## START GIVEN ENTRIES

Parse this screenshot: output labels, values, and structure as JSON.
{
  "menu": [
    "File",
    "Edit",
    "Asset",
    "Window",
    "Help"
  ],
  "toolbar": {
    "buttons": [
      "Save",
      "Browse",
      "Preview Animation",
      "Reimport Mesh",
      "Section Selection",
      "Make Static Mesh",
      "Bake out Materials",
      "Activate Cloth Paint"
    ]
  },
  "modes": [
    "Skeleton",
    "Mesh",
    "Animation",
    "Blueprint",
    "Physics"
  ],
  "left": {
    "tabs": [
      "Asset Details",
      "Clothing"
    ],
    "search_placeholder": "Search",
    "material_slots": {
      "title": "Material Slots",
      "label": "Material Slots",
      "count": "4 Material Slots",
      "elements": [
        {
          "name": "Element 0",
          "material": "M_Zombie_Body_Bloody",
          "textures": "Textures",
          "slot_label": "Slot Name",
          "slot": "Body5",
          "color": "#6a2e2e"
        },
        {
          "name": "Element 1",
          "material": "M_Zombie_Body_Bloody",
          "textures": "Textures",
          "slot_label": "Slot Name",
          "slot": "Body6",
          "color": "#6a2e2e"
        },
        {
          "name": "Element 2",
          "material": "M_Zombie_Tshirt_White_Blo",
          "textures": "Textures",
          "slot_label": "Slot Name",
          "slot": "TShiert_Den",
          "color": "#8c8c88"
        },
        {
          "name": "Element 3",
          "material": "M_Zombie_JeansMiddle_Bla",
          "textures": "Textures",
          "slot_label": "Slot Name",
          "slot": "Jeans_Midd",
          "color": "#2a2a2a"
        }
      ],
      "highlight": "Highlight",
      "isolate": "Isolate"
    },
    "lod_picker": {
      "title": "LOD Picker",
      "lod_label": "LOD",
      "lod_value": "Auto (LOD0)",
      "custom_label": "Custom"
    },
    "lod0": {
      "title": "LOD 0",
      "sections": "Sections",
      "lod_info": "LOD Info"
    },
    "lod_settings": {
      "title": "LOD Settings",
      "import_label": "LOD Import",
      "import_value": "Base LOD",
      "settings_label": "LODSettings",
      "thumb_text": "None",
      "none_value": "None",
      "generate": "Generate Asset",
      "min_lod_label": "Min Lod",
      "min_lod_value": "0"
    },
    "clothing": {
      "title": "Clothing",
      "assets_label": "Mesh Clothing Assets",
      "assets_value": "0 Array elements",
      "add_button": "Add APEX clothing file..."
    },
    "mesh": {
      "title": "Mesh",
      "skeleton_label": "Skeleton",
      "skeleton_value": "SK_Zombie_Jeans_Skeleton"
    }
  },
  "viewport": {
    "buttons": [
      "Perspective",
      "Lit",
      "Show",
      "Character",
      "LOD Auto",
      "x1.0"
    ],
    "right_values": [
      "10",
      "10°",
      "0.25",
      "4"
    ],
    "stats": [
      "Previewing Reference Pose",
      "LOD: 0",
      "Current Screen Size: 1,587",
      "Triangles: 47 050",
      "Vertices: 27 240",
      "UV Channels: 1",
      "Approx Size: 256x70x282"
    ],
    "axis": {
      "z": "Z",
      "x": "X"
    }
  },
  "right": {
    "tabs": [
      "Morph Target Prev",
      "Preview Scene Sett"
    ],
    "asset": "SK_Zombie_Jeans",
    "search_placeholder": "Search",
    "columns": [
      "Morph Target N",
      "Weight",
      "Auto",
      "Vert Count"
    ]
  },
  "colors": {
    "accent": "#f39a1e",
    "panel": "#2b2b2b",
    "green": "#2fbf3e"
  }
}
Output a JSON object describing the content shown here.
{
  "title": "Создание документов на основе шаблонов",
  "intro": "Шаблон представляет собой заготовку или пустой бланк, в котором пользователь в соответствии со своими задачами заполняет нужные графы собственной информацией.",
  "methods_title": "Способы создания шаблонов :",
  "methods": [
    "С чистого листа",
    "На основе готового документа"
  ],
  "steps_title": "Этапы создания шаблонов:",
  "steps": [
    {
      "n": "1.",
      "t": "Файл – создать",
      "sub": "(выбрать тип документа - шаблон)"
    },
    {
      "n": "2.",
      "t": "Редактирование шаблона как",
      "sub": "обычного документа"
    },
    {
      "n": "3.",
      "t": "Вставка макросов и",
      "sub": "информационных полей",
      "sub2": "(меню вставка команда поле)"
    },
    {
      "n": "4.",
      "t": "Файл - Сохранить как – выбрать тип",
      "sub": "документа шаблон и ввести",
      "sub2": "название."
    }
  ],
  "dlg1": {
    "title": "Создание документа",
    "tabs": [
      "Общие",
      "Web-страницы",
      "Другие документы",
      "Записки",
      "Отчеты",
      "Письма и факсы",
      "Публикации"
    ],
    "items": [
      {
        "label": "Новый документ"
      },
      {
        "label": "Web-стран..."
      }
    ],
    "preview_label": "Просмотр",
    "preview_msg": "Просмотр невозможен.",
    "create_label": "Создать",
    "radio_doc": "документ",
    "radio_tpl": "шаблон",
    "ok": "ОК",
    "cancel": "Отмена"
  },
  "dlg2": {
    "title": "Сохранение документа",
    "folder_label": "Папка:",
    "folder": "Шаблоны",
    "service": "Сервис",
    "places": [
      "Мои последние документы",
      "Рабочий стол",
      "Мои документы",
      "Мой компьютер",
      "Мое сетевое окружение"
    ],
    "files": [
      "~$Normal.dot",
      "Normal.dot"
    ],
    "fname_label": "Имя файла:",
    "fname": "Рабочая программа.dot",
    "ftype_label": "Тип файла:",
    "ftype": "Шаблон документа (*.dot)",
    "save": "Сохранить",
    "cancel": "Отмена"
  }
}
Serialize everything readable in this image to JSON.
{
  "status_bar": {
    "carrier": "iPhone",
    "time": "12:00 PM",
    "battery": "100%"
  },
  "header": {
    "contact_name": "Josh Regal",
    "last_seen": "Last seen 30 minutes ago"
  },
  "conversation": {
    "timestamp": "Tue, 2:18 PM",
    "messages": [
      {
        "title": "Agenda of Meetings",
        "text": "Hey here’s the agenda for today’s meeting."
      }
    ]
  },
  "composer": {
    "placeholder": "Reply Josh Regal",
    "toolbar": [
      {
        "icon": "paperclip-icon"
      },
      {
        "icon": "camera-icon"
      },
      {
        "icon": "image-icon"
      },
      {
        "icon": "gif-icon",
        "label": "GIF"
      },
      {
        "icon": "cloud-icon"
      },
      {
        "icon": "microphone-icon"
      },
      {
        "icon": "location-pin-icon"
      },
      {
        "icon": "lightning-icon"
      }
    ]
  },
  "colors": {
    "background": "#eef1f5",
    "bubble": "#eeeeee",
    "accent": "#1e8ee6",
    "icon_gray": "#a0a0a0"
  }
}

## END GIVEN ENTRIES

(TASK TO CARRY OUT): Repeat word for word each line from the one with "Serialize everything readable" to the end of the records above, inclusive.

(EXERCISE OUTPUT):
Serialize everything readable in this image to JSON.
{
  "status_bar": {
    "carrier": "iPhone",
    "time": "12:00 PM",
    "battery": "100%"
  },
  "header": {
    "contact_name": "Josh Regal",
    "last_seen": "Last seen 30 minutes ago"
  },
  "conversation": {
    "timestamp": "Tue, 2:18 PM",
    "messages": [
      {
        "title": "Agenda of Meetings",
        "text": "Hey here’s the agenda for today’s meeting."
      }
    ]
  },
  "composer": {
    "placeholder": "Reply Josh Regal",
    "toolbar": [
      {
        "icon": "paperclip-icon"
      },
      {
        "icon": "camera-icon"
      },
      {
        "icon": "image-icon"
      },
      {
        "icon": "gif-icon",
        "label": "GIF"
      },
      {
        "icon": "cloud-icon"
      },
      {
        "icon": "microphone-icon"
      },
      {
        "icon": "location-pin-icon"
      },
      {
        "icon": "lightning-icon"
      }
    ]
  },
  "colors": {
    "background": "#eef1f5",
    "bubble": "#eeeeee",
    "accent": "#1e8ee6",
    "icon_gray": "#a0a0a0"
  }
}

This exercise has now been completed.